▶ **Instruction**: Pick out every line with the word "Fixed" and copy it.

** start Material provided **

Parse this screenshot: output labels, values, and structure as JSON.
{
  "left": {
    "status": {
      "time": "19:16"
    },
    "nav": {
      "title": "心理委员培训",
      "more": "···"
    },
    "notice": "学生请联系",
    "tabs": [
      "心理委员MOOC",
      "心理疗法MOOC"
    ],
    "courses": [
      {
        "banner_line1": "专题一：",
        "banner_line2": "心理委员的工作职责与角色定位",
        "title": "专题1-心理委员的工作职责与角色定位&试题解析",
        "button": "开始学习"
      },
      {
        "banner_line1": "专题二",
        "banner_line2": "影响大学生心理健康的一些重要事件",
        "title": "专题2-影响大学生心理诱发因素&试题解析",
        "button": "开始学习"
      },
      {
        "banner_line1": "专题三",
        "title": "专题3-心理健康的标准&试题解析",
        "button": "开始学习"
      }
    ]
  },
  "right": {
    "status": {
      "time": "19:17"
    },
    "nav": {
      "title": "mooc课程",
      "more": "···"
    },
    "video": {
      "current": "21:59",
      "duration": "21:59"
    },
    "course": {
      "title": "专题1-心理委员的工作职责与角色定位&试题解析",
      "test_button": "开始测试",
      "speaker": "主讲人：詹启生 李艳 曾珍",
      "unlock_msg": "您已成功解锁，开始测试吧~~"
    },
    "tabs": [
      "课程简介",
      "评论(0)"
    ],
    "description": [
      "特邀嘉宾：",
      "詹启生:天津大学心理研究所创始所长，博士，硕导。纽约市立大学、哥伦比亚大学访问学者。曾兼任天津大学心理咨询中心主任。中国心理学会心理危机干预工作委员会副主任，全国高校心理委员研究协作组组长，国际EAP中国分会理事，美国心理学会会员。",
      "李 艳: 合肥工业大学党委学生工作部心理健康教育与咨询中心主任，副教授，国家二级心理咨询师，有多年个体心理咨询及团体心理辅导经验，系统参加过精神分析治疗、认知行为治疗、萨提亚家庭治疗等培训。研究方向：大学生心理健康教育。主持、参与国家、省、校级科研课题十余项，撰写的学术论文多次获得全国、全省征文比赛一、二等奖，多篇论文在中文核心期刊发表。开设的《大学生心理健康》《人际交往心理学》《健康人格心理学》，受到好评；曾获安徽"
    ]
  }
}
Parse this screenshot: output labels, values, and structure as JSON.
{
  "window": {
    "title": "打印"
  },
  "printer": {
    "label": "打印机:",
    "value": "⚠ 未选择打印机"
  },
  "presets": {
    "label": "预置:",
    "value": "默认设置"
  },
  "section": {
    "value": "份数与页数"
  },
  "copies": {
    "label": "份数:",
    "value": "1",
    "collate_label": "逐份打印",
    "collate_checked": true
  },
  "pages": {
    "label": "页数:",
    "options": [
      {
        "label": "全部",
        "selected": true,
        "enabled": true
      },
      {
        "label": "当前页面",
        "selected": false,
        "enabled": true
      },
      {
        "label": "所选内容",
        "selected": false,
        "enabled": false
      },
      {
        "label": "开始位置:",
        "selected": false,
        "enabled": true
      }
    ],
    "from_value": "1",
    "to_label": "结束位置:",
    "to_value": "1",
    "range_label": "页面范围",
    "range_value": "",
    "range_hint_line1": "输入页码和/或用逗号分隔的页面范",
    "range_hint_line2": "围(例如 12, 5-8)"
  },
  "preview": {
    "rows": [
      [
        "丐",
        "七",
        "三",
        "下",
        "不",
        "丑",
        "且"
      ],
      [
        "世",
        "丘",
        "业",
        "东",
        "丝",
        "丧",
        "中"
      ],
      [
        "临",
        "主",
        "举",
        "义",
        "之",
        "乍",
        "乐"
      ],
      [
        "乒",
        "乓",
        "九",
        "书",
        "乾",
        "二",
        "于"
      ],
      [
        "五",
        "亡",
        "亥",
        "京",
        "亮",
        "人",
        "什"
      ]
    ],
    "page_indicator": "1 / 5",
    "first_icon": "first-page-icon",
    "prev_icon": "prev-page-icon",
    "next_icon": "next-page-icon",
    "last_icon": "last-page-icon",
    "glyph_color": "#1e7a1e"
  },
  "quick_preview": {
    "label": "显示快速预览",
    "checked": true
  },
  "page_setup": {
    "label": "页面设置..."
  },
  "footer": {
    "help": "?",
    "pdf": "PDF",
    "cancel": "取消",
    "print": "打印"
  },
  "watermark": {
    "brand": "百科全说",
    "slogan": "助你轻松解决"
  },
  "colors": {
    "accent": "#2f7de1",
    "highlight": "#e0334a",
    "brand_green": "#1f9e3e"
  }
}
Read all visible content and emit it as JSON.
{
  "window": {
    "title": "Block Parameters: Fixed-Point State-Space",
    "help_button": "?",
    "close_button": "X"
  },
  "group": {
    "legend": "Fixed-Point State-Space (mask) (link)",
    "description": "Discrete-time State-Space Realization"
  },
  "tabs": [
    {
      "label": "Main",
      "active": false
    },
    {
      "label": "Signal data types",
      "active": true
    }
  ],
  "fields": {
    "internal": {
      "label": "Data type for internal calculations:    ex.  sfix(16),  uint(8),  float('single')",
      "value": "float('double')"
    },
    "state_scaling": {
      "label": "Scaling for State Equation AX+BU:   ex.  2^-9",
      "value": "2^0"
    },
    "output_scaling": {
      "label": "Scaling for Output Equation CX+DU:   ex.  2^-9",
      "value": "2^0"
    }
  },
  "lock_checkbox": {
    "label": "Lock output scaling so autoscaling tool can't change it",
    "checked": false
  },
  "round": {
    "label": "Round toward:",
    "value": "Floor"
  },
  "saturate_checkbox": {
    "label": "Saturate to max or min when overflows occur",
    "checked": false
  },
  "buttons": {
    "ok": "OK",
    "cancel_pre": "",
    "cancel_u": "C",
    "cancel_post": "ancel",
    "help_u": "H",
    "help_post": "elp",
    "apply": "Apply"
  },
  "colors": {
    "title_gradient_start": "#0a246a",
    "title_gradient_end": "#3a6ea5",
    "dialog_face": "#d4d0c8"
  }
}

** end Material provided **

▶ **Output**:
    "title": "Block Parameters: Fixed-Point State-Space",
    "legend": "Fixed-Point State-Space (mask) (link)",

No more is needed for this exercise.